**BRIEF**. Return each line of the listing that contains the string "this".

___ STORED ROWS

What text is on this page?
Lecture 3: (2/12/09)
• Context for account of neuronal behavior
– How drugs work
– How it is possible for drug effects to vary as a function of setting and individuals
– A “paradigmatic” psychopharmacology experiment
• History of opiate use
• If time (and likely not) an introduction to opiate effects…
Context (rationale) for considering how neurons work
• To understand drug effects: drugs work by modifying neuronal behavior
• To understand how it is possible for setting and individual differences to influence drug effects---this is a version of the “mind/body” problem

______
___ STORED ROWS

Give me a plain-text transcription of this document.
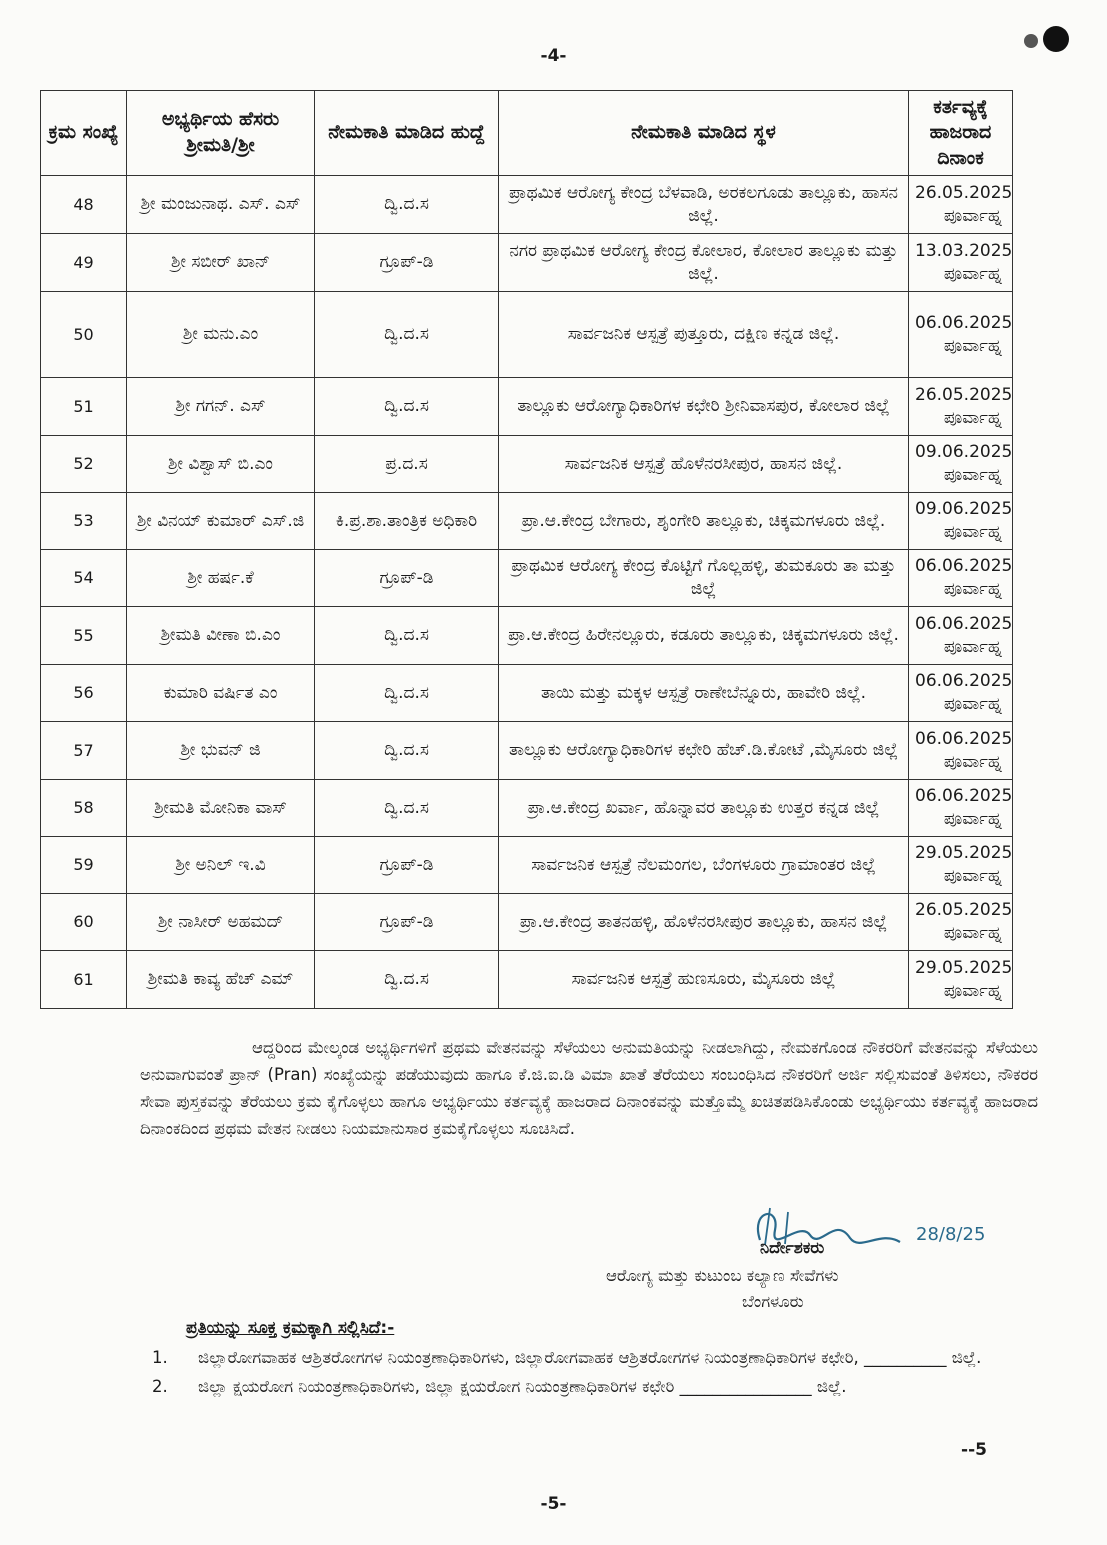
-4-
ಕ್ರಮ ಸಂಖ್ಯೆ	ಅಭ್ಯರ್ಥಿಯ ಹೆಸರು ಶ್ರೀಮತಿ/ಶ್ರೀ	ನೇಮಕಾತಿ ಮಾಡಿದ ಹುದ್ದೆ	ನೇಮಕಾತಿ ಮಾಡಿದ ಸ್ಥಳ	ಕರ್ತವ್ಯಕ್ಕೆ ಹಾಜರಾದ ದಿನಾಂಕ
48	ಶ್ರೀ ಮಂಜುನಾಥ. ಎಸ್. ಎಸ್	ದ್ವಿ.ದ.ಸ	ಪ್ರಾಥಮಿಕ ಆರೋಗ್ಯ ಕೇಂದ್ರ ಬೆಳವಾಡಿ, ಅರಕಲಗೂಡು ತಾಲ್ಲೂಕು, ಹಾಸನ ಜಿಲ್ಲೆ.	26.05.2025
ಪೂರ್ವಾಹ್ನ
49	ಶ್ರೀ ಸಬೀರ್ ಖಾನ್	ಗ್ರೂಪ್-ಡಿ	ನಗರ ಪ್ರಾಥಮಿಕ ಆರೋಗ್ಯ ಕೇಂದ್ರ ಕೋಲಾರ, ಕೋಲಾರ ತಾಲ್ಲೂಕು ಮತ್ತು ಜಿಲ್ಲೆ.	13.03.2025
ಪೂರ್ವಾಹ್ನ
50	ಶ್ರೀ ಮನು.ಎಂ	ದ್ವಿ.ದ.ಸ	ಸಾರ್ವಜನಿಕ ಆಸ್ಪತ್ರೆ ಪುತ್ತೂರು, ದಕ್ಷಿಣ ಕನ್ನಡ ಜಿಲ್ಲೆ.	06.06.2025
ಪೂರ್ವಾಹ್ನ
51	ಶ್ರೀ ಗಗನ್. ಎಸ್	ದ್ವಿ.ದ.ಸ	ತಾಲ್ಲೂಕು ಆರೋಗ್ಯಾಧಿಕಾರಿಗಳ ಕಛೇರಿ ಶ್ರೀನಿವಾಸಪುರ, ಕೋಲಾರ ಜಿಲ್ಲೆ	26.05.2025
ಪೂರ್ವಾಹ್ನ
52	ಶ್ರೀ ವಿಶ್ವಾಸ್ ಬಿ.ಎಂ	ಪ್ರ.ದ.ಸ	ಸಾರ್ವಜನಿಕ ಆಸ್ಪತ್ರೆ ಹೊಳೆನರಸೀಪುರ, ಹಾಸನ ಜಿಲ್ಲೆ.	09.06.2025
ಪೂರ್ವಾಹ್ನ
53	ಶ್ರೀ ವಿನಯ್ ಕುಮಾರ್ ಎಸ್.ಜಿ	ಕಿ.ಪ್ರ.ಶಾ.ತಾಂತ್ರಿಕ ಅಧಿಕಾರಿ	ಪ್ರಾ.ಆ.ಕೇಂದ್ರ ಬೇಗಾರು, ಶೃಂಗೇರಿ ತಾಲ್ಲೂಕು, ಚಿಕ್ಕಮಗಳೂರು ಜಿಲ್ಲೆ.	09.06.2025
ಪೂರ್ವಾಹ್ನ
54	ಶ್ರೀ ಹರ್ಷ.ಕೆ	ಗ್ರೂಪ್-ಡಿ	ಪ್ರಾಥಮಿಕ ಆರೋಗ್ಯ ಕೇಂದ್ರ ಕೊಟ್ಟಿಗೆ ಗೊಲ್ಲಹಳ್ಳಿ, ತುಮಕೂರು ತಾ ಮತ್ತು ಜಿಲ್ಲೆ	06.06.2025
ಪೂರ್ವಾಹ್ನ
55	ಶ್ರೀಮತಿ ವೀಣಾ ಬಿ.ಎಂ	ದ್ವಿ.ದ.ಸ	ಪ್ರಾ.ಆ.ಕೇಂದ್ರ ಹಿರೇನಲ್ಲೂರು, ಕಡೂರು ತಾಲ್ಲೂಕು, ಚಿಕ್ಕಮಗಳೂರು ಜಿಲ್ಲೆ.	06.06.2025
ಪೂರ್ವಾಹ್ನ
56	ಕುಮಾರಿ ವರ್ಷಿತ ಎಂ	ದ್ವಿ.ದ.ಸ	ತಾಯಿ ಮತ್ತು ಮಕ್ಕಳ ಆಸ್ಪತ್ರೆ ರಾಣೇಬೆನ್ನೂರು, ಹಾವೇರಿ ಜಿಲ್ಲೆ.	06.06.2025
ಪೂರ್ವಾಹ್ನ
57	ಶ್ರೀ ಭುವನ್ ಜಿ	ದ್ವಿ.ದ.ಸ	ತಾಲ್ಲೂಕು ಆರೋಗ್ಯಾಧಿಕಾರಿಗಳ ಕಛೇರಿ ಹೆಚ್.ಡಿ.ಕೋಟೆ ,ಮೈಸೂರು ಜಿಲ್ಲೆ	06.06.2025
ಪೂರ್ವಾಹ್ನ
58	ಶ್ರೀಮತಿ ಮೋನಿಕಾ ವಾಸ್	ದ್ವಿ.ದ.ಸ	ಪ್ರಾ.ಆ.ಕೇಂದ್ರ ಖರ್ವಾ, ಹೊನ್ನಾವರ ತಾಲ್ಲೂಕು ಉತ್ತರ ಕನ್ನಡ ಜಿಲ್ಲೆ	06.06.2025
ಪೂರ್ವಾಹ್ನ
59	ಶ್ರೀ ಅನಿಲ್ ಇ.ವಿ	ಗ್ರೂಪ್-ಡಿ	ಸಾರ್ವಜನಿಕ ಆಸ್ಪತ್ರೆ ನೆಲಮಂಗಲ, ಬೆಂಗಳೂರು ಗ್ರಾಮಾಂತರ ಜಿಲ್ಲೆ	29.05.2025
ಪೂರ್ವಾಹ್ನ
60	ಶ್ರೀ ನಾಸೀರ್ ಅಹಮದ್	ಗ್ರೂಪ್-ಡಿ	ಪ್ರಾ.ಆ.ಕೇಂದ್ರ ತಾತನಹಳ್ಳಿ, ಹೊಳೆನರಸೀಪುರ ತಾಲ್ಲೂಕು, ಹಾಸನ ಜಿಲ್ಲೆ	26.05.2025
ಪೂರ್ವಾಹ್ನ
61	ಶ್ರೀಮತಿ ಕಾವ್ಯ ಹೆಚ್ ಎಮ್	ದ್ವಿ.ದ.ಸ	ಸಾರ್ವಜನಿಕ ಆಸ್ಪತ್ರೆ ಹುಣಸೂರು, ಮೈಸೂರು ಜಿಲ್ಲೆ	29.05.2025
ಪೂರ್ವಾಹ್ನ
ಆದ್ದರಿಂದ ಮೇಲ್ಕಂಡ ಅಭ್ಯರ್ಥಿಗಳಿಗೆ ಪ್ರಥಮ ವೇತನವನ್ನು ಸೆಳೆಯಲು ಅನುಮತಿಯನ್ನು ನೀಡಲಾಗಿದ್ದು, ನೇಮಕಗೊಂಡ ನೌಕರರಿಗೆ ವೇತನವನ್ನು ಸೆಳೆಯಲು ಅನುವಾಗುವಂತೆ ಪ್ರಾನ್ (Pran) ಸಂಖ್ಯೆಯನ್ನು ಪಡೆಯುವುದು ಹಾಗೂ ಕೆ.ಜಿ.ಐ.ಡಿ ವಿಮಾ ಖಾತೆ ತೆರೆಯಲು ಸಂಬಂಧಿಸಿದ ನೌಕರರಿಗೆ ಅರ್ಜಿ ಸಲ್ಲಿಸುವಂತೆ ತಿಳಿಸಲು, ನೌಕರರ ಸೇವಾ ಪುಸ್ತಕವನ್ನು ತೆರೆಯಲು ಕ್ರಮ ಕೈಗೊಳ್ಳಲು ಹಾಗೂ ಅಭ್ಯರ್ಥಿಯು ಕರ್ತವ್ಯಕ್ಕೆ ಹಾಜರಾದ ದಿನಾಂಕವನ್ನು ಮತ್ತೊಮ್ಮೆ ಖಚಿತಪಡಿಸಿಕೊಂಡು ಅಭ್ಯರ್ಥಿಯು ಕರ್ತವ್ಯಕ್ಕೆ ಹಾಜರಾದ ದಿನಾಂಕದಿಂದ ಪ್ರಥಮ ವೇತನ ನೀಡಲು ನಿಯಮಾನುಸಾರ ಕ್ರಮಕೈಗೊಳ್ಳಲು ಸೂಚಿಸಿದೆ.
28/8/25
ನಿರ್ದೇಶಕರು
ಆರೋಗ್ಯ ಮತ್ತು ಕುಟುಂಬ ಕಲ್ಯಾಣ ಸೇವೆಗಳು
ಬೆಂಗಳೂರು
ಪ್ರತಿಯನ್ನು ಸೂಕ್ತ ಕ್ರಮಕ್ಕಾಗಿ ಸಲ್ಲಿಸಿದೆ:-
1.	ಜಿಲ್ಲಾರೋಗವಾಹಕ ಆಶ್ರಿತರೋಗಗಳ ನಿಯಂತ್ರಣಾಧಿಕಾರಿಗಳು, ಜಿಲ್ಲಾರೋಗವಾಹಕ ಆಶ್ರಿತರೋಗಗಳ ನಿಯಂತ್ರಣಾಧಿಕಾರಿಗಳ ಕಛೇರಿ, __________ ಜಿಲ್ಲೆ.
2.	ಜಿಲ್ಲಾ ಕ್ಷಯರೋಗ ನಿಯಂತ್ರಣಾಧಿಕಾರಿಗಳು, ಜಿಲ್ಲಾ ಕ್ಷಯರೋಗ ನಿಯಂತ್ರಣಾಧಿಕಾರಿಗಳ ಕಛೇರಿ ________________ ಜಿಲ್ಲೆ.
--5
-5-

______

**THE RESPONSE**.
What text is on this page?
• To understand how it is possible for setting and individual differences to influence drug effects---this is a version of the “mind/body” problem
Give me a plain-text transcription of this document.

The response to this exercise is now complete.